### Directions for this task
Locate and copy all lines bearing the word "image".

========================================================================

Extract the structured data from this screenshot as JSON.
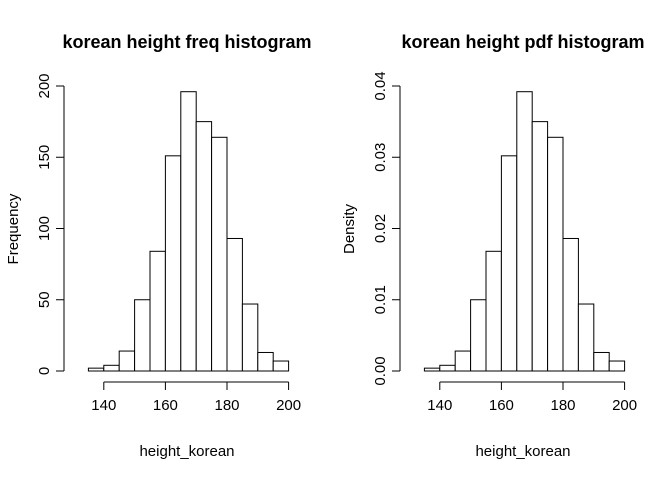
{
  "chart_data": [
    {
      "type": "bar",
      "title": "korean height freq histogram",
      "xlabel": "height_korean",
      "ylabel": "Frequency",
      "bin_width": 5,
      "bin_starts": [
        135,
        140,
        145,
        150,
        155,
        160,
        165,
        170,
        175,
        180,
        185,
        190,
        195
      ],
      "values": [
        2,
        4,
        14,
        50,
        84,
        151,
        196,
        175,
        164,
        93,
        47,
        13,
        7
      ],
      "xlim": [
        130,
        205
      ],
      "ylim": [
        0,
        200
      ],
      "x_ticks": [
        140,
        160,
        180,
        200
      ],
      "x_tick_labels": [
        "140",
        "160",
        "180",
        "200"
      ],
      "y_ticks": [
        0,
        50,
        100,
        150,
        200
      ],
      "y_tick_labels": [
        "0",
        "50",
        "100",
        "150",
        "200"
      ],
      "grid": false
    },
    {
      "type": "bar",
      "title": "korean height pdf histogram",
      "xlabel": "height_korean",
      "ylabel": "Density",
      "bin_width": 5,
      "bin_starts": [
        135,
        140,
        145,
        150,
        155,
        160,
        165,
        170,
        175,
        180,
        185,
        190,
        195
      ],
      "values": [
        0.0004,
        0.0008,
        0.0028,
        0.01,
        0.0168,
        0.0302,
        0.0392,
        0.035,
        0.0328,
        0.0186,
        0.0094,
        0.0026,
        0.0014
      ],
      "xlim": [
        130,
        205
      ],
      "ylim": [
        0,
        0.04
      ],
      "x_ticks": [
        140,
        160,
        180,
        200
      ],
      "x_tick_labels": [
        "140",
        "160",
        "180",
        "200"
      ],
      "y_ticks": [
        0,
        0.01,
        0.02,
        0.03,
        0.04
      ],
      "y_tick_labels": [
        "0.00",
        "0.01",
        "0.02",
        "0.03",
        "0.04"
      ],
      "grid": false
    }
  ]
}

========================================================================

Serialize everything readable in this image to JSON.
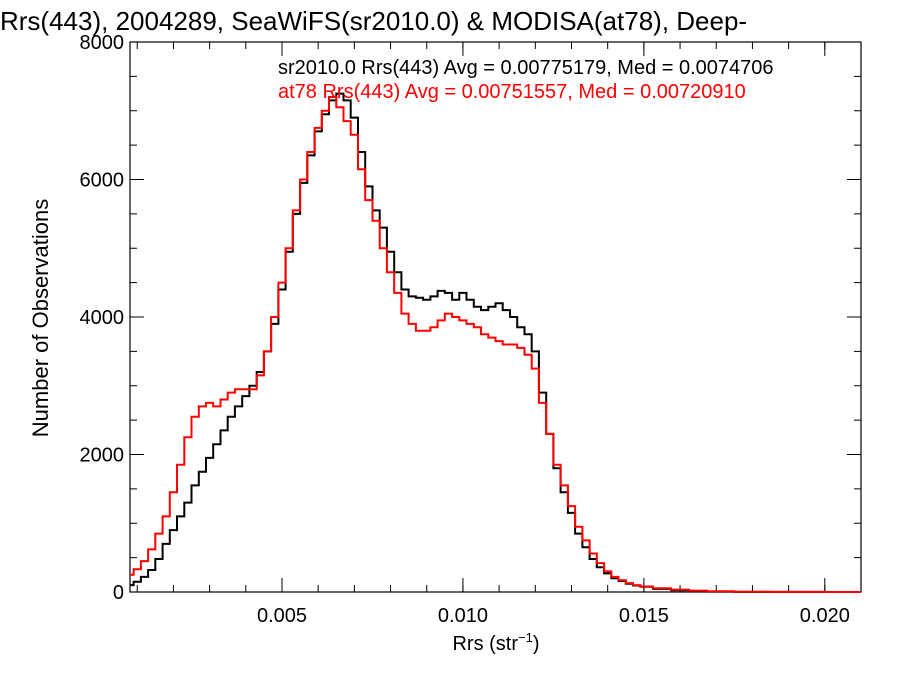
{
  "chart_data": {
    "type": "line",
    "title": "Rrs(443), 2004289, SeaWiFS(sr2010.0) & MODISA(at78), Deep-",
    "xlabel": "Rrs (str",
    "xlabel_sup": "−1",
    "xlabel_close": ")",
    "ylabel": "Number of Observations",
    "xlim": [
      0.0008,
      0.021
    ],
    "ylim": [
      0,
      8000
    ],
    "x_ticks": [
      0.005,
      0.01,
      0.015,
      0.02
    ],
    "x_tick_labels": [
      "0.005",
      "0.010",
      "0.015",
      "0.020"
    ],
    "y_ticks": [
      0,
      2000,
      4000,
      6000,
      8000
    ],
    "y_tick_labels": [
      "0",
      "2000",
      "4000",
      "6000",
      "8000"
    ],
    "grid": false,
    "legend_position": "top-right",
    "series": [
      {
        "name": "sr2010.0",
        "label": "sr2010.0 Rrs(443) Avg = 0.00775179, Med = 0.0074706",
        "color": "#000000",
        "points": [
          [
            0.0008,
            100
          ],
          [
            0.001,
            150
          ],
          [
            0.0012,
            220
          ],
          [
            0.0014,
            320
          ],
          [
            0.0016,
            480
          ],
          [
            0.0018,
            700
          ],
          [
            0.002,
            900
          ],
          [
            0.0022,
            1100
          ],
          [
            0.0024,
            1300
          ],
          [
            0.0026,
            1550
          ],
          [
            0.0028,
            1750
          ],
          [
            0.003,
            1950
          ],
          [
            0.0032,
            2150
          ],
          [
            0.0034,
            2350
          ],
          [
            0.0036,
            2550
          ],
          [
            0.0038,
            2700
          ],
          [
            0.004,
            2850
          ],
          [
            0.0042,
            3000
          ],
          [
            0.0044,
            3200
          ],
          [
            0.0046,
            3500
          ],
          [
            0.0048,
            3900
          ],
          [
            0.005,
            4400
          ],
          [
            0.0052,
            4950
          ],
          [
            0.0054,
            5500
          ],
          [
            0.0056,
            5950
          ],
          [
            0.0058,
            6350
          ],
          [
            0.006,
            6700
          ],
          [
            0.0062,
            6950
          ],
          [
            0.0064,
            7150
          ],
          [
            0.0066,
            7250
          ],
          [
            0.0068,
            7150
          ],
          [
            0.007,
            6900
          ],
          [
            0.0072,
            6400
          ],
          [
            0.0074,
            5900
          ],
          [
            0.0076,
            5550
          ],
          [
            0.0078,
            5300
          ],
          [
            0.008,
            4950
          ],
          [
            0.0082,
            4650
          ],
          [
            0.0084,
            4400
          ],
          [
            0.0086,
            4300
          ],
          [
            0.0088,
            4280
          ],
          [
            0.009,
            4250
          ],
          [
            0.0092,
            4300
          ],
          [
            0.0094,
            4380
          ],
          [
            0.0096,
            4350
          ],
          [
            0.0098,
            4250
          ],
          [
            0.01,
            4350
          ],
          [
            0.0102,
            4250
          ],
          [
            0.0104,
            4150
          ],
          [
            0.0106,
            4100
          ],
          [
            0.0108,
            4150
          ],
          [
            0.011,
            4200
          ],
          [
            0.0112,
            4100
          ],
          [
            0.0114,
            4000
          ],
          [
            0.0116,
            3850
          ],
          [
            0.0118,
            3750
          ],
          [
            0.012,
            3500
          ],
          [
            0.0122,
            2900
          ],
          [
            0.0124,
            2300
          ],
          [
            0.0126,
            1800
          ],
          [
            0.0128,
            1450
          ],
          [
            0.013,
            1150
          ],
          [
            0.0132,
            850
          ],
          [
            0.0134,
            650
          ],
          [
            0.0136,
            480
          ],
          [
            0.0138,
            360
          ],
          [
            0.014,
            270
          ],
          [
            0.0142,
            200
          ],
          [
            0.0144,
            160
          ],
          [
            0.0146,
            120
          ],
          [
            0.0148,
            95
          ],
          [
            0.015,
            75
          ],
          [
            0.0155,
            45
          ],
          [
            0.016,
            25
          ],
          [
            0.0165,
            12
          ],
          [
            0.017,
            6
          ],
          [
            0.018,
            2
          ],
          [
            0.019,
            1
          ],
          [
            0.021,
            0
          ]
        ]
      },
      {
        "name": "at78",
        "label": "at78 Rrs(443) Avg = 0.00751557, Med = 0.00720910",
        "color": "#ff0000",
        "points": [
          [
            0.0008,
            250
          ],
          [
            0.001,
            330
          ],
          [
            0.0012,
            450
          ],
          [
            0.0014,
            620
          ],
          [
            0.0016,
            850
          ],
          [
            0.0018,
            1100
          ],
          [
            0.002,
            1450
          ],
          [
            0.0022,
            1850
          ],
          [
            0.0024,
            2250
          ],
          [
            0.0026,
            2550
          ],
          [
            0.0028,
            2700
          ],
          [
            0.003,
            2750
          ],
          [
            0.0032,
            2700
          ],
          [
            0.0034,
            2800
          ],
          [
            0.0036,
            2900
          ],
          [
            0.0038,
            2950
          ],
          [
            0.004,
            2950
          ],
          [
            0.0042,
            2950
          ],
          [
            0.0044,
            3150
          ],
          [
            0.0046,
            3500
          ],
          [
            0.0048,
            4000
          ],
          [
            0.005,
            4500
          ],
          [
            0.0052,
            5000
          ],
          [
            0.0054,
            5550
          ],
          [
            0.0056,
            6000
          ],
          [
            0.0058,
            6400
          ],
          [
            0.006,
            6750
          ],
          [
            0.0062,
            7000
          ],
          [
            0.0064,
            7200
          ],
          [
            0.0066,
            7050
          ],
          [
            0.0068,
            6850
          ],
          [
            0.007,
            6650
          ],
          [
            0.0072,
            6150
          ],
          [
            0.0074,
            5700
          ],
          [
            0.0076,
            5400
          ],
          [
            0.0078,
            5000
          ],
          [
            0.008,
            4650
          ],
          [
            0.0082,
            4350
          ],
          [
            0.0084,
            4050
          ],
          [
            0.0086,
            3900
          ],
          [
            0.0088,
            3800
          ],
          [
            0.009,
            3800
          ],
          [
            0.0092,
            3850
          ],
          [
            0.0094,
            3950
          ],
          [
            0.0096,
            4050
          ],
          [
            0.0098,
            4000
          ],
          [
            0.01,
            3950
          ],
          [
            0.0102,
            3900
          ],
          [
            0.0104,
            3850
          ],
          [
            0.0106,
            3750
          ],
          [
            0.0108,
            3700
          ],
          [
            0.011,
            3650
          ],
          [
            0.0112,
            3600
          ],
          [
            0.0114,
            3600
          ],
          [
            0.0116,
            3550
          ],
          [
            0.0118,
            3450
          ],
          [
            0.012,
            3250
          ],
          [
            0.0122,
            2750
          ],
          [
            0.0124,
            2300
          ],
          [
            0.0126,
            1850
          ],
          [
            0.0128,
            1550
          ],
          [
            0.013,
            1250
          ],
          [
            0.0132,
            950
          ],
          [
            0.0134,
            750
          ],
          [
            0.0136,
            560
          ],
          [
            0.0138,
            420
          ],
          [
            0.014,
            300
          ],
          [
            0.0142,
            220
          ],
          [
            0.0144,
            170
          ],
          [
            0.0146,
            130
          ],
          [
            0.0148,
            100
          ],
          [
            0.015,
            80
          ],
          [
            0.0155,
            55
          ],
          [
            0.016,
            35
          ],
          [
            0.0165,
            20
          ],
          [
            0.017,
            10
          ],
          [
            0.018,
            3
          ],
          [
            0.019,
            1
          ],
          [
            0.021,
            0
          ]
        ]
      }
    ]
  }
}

========================================================================

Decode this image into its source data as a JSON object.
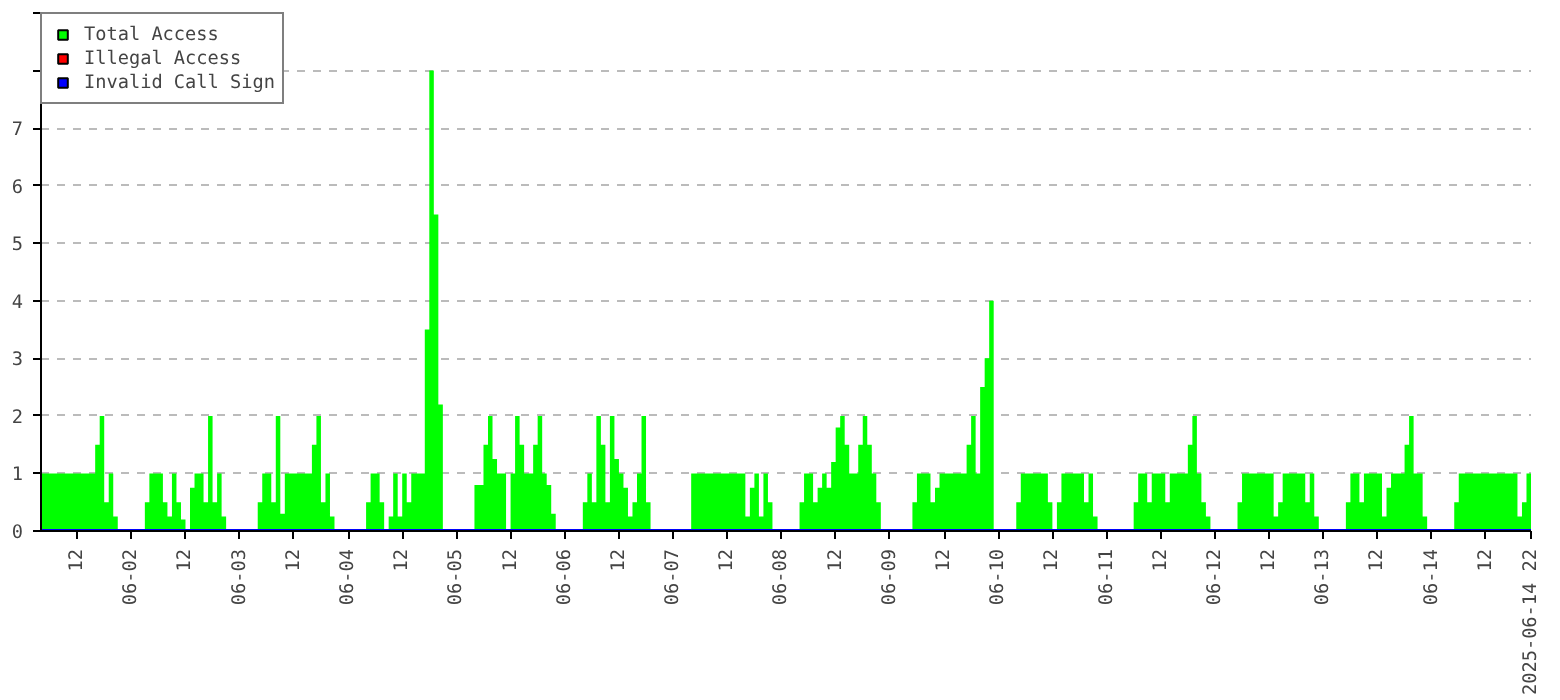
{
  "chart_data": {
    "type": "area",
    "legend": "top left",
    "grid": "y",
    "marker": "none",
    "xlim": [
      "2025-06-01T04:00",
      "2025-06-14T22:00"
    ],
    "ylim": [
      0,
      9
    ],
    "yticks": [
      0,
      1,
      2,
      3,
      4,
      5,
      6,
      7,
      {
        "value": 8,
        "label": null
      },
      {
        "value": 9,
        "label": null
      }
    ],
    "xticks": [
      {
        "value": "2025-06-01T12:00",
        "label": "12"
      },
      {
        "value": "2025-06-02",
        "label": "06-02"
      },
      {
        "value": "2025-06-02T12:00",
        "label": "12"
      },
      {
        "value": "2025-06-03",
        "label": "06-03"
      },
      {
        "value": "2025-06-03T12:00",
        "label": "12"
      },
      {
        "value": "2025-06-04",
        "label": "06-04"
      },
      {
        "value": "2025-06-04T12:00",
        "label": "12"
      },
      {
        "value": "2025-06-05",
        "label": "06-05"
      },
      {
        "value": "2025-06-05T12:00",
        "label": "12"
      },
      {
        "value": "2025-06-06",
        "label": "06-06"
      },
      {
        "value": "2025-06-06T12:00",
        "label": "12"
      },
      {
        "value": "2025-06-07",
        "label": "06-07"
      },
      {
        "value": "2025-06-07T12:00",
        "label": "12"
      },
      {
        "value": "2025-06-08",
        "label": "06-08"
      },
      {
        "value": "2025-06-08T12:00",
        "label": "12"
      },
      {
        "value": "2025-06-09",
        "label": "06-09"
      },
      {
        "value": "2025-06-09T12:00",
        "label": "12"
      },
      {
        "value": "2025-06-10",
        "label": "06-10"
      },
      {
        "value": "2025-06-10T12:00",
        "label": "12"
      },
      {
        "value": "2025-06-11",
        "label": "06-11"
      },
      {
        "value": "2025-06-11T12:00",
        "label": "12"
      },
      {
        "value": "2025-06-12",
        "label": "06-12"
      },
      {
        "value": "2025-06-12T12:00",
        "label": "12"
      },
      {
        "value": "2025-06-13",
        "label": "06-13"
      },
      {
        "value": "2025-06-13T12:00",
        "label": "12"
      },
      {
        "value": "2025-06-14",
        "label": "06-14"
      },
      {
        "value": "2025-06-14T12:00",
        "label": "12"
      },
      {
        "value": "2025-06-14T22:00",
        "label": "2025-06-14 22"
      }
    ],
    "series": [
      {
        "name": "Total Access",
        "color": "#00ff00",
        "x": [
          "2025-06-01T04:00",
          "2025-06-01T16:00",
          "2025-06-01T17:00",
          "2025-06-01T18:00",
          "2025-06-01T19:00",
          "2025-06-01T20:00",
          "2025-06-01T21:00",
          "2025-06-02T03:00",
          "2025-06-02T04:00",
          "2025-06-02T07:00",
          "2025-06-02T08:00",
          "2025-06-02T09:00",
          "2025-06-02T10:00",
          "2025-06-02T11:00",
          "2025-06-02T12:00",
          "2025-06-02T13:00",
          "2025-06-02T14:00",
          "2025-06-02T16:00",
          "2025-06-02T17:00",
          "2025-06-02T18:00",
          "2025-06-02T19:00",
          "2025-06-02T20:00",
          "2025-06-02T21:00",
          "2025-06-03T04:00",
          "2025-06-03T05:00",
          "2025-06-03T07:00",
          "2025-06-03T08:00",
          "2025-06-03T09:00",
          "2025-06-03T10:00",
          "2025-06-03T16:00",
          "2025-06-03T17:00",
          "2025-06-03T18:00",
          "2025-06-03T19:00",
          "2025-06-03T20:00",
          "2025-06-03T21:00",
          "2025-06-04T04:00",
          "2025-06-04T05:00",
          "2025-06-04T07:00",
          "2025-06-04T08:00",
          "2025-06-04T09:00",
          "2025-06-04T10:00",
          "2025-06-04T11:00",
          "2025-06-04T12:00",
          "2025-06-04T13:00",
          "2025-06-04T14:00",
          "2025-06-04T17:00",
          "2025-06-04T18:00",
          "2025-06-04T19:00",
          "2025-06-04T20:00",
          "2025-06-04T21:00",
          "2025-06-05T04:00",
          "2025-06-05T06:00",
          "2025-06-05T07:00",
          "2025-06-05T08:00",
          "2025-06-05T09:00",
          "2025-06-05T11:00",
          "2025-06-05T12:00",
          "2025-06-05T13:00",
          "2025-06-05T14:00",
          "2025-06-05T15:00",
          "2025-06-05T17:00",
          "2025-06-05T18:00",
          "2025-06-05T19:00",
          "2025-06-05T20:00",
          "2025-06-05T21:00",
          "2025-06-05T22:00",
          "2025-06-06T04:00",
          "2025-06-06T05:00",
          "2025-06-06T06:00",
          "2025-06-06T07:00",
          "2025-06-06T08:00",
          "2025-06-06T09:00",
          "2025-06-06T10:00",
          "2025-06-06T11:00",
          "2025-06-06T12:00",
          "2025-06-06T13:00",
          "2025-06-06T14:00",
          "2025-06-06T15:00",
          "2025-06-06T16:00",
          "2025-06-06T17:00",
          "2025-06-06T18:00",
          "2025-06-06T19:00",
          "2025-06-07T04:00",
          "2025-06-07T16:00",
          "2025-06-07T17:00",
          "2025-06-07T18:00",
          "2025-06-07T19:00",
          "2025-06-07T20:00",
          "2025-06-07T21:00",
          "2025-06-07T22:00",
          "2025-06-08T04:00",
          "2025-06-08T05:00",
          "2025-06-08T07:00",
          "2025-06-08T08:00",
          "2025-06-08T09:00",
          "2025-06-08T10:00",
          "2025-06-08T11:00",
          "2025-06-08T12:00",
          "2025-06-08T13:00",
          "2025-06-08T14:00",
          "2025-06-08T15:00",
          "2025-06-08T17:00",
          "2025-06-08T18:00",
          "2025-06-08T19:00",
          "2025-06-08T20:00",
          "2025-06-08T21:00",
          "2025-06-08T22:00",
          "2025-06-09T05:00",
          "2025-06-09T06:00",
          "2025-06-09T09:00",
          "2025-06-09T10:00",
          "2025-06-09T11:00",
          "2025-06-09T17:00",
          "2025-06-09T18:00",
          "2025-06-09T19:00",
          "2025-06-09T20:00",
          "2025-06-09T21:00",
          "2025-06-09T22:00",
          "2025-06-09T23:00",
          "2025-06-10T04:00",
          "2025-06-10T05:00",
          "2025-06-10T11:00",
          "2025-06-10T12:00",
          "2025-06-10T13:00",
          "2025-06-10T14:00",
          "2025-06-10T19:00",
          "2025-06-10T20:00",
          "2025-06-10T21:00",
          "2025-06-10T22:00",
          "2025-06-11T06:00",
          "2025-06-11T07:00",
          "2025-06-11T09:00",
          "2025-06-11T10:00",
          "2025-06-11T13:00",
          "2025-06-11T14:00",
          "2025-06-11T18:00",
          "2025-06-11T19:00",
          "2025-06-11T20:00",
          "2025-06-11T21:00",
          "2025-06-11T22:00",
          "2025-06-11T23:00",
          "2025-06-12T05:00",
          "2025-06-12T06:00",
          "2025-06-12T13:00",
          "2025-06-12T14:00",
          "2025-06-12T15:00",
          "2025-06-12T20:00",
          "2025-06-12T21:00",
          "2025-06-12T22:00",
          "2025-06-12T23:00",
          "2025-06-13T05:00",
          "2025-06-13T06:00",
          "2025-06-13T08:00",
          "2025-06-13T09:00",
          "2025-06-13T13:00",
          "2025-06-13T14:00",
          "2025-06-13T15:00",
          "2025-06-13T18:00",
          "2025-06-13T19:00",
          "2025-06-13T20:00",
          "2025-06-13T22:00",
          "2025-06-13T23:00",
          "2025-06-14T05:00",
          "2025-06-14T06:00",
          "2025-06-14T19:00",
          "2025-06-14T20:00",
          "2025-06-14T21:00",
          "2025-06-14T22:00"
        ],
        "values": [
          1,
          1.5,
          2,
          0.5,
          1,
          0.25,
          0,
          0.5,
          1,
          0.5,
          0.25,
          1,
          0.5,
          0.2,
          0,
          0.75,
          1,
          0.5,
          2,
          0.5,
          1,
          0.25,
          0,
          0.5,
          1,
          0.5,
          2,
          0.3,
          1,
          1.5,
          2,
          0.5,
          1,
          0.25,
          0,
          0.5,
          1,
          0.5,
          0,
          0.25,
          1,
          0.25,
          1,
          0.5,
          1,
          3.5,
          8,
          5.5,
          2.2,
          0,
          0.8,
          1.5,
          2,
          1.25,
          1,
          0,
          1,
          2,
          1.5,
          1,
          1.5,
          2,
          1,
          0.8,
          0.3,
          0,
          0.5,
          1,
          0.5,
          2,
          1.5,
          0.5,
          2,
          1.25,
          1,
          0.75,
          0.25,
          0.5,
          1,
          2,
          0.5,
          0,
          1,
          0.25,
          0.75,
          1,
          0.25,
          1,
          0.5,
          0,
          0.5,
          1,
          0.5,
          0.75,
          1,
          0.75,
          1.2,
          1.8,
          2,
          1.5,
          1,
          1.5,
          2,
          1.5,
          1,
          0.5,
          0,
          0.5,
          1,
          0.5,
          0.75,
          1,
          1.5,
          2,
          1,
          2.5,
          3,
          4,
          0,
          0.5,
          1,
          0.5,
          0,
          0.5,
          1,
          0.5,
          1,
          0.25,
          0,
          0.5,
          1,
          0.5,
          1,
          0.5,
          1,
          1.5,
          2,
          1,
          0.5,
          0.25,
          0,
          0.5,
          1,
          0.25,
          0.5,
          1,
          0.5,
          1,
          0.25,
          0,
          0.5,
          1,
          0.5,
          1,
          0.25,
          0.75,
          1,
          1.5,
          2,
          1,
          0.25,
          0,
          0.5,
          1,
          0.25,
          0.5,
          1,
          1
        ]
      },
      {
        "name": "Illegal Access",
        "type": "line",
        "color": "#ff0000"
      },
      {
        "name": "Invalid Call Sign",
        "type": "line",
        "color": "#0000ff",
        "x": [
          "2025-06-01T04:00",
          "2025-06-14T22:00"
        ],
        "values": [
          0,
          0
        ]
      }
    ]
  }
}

========================================================================

### Answer in full
Serialize everything readable in this image to JSON.
Decode this image into its source data as a JSON object.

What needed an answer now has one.